* Start *
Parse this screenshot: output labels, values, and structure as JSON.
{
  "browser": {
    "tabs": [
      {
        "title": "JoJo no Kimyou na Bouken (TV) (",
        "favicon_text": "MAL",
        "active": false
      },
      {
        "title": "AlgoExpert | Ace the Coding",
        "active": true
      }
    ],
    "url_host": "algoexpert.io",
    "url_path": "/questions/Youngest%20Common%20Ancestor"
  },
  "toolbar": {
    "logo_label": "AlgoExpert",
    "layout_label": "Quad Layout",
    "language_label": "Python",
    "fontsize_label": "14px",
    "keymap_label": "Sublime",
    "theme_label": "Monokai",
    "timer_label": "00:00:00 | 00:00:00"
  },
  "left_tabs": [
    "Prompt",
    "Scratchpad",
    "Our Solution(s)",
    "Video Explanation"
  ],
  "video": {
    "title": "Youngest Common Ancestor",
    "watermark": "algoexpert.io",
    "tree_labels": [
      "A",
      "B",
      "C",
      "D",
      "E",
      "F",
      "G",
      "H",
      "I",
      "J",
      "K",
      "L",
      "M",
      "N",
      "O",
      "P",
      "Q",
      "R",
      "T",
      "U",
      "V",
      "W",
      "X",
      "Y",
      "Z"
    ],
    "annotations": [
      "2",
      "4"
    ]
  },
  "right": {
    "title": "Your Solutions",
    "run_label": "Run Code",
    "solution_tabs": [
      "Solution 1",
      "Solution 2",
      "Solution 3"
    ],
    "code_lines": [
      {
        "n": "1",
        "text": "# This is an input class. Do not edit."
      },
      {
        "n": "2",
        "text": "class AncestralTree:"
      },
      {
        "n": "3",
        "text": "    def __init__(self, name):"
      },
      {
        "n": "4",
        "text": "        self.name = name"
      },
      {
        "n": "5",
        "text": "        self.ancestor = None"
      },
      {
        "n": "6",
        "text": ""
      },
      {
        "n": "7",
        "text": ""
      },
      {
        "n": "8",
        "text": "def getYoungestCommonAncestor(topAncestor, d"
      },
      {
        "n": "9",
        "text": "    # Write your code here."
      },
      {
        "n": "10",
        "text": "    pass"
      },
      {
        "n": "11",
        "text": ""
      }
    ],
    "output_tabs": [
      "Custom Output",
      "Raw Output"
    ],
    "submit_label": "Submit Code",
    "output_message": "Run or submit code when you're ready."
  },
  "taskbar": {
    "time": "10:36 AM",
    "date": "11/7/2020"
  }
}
* End *
# The exercise:
Where a line in the material above holds "self", copy that line.

# In response:
        "text": "    def __init__(self, name):"
        "text": "        self.name = name"
        "text": "        self.ancestor = None"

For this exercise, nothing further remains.